■ TASK TO COMPLETE ■
Identify the lines that include the word "cooperate", then copy all of them.

** Start INPUT FOR THIS TASK **

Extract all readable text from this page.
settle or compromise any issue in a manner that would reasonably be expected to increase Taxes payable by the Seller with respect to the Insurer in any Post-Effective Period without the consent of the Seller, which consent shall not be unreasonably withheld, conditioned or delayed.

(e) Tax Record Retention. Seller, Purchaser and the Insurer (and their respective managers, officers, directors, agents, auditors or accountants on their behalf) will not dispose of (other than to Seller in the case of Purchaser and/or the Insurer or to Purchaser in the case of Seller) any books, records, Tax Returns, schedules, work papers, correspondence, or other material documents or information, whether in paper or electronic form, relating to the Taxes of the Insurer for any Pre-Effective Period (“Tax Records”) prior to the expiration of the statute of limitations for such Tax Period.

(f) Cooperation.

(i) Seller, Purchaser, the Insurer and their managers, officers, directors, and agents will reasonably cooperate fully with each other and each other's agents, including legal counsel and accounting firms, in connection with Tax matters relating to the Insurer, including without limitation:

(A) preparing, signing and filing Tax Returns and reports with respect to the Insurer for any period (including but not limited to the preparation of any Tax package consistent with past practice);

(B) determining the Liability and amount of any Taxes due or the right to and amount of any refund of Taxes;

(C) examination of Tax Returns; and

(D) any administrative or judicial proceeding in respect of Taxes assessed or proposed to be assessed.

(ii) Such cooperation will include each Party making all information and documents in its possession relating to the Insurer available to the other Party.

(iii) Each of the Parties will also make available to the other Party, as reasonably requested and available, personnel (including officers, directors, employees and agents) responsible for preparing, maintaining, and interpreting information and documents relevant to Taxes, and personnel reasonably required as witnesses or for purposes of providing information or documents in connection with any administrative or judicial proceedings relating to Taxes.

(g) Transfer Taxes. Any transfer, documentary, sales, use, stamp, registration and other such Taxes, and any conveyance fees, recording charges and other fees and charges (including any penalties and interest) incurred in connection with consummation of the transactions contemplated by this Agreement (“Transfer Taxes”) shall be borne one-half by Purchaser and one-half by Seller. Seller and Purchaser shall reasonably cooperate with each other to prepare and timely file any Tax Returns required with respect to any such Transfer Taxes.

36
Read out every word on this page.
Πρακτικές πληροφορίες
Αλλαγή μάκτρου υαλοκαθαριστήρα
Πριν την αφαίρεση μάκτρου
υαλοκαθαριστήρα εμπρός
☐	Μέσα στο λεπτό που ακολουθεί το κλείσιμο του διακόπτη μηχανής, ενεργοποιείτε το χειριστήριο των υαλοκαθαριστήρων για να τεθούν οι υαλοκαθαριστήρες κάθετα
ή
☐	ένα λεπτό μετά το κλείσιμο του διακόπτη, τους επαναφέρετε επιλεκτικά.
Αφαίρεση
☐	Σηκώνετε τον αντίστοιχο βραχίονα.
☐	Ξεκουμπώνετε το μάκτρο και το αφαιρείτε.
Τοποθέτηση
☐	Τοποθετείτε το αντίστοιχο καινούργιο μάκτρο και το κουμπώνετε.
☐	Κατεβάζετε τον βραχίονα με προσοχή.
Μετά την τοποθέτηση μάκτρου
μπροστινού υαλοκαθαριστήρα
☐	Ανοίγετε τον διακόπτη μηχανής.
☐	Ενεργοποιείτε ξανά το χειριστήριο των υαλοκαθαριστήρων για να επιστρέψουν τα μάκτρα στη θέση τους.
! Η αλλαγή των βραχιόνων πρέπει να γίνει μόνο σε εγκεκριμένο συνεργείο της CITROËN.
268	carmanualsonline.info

** End INPUT FOR THIS TASK **

■ FULL SOLUTION ■
(i) Seller, Purchaser, the Insurer and their managers, officers, directors, and agents will reasonably cooperate fully with each other and each other's agents, including legal counsel and accounting firms, in connection with Tax matters relating to the Insurer, including without limitation:
(g) Transfer Taxes. Any transfer, documentary, sales, use, stamp, registration and other such Taxes, and any conveyance fees, recording charges and other fees and charges (including any penalties and interest) incurred in connection with consummation of the transactions contemplated by this Agreement (“Transfer Taxes”) shall be borne one-half by Purchaser and one-half by Seller. Seller and Purchaser shall reasonably cooperate with each other to prepare and timely file any Tax Returns required with respect to any such Transfer Taxes.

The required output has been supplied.